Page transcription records
[Start of Attachment]

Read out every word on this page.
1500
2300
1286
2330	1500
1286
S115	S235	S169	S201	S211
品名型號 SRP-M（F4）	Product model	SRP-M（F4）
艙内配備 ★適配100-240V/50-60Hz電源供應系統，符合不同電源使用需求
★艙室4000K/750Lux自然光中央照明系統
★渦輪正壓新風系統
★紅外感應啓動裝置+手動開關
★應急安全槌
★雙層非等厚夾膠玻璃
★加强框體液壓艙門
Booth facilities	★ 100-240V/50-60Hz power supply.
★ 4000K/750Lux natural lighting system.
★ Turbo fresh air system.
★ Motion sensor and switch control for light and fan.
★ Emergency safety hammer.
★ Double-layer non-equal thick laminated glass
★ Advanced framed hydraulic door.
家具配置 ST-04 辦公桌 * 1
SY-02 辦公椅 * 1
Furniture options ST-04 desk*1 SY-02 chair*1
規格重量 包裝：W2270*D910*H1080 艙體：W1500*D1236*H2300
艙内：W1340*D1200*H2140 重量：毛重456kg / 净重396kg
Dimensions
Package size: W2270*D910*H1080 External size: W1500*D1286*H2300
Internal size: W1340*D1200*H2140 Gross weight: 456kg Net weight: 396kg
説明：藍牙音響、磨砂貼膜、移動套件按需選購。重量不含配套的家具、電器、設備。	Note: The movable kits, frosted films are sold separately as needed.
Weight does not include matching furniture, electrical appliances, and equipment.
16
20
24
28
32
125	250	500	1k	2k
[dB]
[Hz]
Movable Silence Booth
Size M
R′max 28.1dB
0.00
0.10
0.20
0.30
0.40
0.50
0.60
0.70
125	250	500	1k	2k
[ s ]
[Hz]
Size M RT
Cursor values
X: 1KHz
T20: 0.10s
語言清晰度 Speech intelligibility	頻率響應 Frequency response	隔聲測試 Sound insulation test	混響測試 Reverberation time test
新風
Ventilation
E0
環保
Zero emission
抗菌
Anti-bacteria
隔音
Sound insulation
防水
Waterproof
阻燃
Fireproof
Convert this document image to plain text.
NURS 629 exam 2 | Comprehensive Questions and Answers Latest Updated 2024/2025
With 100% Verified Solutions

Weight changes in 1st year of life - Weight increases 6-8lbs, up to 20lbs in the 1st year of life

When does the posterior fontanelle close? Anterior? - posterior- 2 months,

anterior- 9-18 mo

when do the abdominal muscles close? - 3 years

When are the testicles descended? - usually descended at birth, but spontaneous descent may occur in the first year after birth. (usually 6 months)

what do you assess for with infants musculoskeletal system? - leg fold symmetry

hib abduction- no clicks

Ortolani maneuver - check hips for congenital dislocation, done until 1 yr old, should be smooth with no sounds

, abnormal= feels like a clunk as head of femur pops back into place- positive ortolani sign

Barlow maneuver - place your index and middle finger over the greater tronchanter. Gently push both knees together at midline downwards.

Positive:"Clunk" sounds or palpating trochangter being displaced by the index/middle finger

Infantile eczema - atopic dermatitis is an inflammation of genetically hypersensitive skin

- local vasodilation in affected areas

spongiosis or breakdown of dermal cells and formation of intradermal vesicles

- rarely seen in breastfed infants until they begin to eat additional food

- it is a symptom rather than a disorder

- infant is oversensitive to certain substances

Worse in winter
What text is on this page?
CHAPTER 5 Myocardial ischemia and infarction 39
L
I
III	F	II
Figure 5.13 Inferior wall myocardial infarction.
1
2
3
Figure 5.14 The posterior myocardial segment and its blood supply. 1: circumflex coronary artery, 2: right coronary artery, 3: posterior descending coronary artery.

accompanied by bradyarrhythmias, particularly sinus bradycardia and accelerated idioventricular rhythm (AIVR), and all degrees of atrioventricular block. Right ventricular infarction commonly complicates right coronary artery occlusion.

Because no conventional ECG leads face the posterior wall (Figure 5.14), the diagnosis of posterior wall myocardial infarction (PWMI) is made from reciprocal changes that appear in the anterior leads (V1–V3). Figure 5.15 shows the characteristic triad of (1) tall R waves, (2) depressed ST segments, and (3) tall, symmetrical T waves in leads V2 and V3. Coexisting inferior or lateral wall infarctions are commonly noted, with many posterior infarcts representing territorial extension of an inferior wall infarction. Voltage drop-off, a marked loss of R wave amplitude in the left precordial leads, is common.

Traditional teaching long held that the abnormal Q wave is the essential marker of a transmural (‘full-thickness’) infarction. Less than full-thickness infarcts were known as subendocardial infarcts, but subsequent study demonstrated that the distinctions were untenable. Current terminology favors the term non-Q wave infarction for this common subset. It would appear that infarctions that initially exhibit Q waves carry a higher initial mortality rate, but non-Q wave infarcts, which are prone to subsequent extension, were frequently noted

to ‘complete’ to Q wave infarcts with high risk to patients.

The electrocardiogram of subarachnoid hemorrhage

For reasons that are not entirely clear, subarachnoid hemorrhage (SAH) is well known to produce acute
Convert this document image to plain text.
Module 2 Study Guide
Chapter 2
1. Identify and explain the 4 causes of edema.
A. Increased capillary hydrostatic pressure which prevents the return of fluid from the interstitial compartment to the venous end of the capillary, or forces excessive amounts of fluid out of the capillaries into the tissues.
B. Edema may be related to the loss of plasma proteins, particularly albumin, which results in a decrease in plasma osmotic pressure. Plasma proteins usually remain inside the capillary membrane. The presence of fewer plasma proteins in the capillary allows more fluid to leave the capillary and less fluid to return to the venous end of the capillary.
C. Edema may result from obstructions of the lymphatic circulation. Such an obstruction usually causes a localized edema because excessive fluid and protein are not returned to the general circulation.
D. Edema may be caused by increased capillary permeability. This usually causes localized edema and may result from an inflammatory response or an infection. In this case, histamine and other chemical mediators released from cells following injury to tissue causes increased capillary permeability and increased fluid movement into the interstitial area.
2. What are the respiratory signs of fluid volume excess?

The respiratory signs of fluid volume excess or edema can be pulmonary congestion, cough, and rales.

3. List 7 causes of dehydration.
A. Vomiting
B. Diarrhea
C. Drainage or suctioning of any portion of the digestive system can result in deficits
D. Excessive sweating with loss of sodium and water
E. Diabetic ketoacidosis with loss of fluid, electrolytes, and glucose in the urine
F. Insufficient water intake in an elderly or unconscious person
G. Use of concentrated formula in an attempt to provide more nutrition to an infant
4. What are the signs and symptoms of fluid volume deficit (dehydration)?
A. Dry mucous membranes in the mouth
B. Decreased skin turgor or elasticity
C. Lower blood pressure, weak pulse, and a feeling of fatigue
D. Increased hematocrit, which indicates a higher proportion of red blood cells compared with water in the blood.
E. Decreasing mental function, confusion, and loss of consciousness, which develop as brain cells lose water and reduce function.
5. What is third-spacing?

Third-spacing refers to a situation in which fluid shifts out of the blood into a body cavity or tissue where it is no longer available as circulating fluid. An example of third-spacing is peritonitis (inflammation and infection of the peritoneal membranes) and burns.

[End of Attachment]

* _To do_
Repeat each entry above, matching every line exactly.

* _Answer to this exercise_
Read out every word on this page.
1500
2300
1286
2330	1500
1286
S115	S235	S169	S201	S211
品名型號 SRP-M（F4）	Product model	SRP-M（F4）
艙内配備 ★適配100-240V/50-60Hz電源供應系統，符合不同電源使用需求
★艙室4000K/750Lux自然光中央照明系統
★渦輪正壓新風系統
★紅外感應啓動裝置+手動開關
★應急安全槌
★雙層非等厚夾膠玻璃
★加强框體液壓艙門
Booth facilities	★ 100-240V/50-60Hz power supply.
★ 4000K/750Lux natural lighting system.
★ Turbo fresh air system.
★ Motion sensor and switch control for light and fan.
★ Emergency safety hammer.
★ Double-layer non-equal thick laminated glass
★ Advanced framed hydraulic door.
家具配置 ST-04 辦公桌 * 1
SY-02 辦公椅 * 1
Furniture options ST-04 desk*1 SY-02 chair*1
規格重量 包裝：W2270*D910*H1080 艙體：W1500*D1236*H2300
艙内：W1340*D1200*H2140 重量：毛重456kg / 净重396kg
Dimensions
Package size: W2270*D910*H1080 External size: W1500*D1286*H2300
Internal size: W1340*D1200*H2140 Gross weight: 456kg Net weight: 396kg
説明：藍牙音響、磨砂貼膜、移動套件按需選購。重量不含配套的家具、電器、設備。	Note: The movable kits, frosted films are sold separately as needed.
Weight does not include matching furniture, electrical appliances, and equipment.
16
20
24
28
32
125	250	500	1k	2k
[dB]
[Hz]
Movable Silence Booth
Size M
R′max 28.1dB
0.00
0.10
0.20
0.30
0.40
0.50
0.60
0.70
125	250	500	1k	2k
[ s ]
[Hz]
Size M RT
Cursor values
X: 1KHz
T20: 0.10s
語言清晰度 Speech intelligibility	頻率響應 Frequency response	隔聲測試 Sound insulation test	混響測試 Reverberation time test
新風
Ventilation
E0
環保
Zero emission
抗菌
Anti-bacteria
隔音
Sound insulation
防水
Waterproof
阻燃
Fireproof
Convert this document image to plain text.
NURS 629 exam 2 | Comprehensive Questions and Answers Latest Updated 2024/2025
With 100% Verified Solutions

Weight changes in 1st year of life - Weight increases 6-8lbs, up to 20lbs in the 1st year of life

When does the posterior fontanelle close? Anterior? - posterior- 2 months,

anterior- 9-18 mo

when do the abdominal muscles close? - 3 years

When are the testicles descended? - usually descended at birth, but spontaneous descent may occur in the first year after birth. (usually 6 months)

what do you assess for with infants musculoskeletal system? - leg fold symmetry

hib abduction- no clicks

Ortolani maneuver - check hips for congenital dislocation, done until 1 yr old, should be smooth with no sounds

, abnormal= feels like a clunk as head of femur pops back into place- positive ortolani sign

Barlow maneuver - place your index and middle finger over the greater tronchanter. Gently push both knees together at midline downwards.

Positive:"Clunk" sounds or palpating trochangter being displaced by the index/middle finger

Infantile eczema - atopic dermatitis is an inflammation of genetically hypersensitive skin

- local vasodilation in affected areas

spongiosis or breakdown of dermal cells and formation of intradermal vesicles

- rarely seen in breastfed infants until they begin to eat additional food

- it is a symptom rather than a disorder

- infant is oversensitive to certain substances

Worse in winter
What text is on this page?
CHAPTER 5 Myocardial ischemia and infarction 39
L
I
III	F	II
Figure 5.13 Inferior wall myocardial infarction.
1
2
3
Figure 5.14 The posterior myocardial segment and its blood supply. 1: circumflex coronary artery, 2: right coronary artery, 3: posterior descending coronary artery.

accompanied by bradyarrhythmias, particularly sinus bradycardia and accelerated idioventricular rhythm (AIVR), and all degrees of atrioventricular block. Right ventricular infarction commonly complicates right coronary artery occlusion.

Because no conventional ECG leads face the posterior wall (Figure 5.14), the diagnosis of posterior wall myocardial infarction (PWMI) is made from reciprocal changes that appear in the anterior leads (V1–V3). Figure 5.15 shows the characteristic triad of (1) tall R waves, (2) depressed ST segments, and (3) tall, symmetrical T waves in leads V2 and V3. Coexisting inferior or lateral wall infarctions are commonly noted, with many posterior infarcts representing territorial extension of an inferior wall infarction. Voltage drop-off, a marked loss of R wave amplitude in the left precordial leads, is common.

Traditional teaching long held that the abnormal Q wave is the essential marker of a transmural (‘full-thickness’) infarction. Less than full-thickness infarcts were known as subendocardial infarcts, but subsequent study demonstrated that the distinctions were untenable. Current terminology favors the term non-Q wave infarction for this common subset. It would appear that infarctions that initially exhibit Q waves carry a higher initial mortality rate, but non-Q wave infarcts, which are prone to subsequent extension, were frequently noted

to ‘complete’ to Q wave infarcts with high risk to patients.

The electrocardiogram of subarachnoid hemorrhage

For reasons that are not entirely clear, subarachnoid hemorrhage (SAH) is well known to produce acute
Convert this document image to plain text.
Module 2 Study Guide
Chapter 2
1. Identify and explain the 4 causes of edema.
A. Increased capillary hydrostatic pressure which prevents the return of fluid from the interstitial compartment to the venous end of the capillary, or forces excessive amounts of fluid out of the capillaries into the tissues.
B. Edema may be related to the loss of plasma proteins, particularly albumin, which results in a decrease in plasma osmotic pressure. Plasma proteins usually remain inside the capillary membrane. The presence of fewer plasma proteins in the capillary allows more fluid to leave the capillary and less fluid to return to the venous end of the capillary.
C. Edema may result from obstructions of the lymphatic circulation. Such an obstruction usually causes a localized edema because excessive fluid and protein are not returned to the general circulation.
D. Edema may be caused by increased capillary permeability. This usually causes localized edema and may result from an inflammatory response or an infection. In this case, histamine and other chemical mediators released from cells following injury to tissue causes increased capillary permeability and increased fluid movement into the interstitial area.
2. What are the respiratory signs of fluid volume excess?

The respiratory signs of fluid volume excess or edema can be pulmonary congestion, cough, and rales.

3. List 7 causes of dehydration.
A. Vomiting
B. Diarrhea
C. Drainage or suctioning of any portion of the digestive system can result in deficits
D. Excessive sweating with loss of sodium and water
E. Diabetic ketoacidosis with loss of fluid, electrolytes, and glucose in the urine
F. Insufficient water intake in an elderly or unconscious person
G. Use of concentrated formula in an attempt to provide more nutrition to an infant
4. What are the signs and symptoms of fluid volume deficit (dehydration)?
A. Dry mucous membranes in the mouth
B. Decreased skin turgor or elasticity
C. Lower blood pressure, weak pulse, and a feeling of fatigue
D. Increased hematocrit, which indicates a higher proportion of red blood cells compared with water in the blood.
E. Decreasing mental function, confusion, and loss of consciousness, which develop as brain cells lose water and reduce function.
5. What is third-spacing?

Third-spacing refers to a situation in which fluid shifts out of the blood into a body cavity or tissue where it is no longer available as circulating fluid. An example of third-spacing is peritonitis (inflammation and infection of the peritoneal membranes) and burns.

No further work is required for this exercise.